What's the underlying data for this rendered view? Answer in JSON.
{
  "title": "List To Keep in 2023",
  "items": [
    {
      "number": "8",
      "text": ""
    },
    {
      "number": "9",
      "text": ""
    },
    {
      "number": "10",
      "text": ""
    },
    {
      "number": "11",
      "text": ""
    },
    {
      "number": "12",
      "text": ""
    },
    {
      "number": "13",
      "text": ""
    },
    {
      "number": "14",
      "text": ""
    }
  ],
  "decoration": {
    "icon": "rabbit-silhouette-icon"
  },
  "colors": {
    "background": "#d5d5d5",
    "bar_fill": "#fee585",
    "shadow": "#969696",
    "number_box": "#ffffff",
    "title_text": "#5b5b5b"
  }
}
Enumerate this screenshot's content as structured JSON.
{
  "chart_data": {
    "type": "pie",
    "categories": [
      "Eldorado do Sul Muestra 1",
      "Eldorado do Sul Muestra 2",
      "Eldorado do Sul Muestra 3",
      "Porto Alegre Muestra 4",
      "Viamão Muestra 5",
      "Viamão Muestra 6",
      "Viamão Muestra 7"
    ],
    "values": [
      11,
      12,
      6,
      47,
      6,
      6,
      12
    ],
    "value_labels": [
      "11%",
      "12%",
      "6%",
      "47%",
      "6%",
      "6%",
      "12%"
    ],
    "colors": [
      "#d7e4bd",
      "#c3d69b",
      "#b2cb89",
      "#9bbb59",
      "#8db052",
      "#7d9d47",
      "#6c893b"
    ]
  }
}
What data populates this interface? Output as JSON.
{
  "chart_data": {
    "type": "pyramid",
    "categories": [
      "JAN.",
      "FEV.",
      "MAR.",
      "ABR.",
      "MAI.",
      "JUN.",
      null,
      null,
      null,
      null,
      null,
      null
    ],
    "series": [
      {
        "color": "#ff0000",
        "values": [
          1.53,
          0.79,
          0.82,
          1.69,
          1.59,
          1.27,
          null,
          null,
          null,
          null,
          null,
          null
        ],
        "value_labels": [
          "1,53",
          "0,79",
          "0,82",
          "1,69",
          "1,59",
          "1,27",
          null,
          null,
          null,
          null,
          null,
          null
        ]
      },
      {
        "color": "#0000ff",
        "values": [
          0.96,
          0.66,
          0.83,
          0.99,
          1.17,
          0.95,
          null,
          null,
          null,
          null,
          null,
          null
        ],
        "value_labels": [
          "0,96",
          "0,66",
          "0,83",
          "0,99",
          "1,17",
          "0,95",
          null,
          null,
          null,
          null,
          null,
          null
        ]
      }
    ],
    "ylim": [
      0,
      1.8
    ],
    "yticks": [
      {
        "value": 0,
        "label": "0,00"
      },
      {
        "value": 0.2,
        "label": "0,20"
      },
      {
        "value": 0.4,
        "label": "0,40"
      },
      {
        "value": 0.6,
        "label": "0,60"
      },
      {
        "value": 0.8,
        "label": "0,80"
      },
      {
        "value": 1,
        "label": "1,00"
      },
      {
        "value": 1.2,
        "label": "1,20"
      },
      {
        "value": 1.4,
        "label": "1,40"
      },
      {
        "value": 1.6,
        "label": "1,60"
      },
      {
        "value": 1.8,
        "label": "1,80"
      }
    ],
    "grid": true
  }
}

..............................

__OBJECTIVE__
Count every line in the preceding entries where the string "Eldorado" appears, then state only the total.

__SOLUTION__
3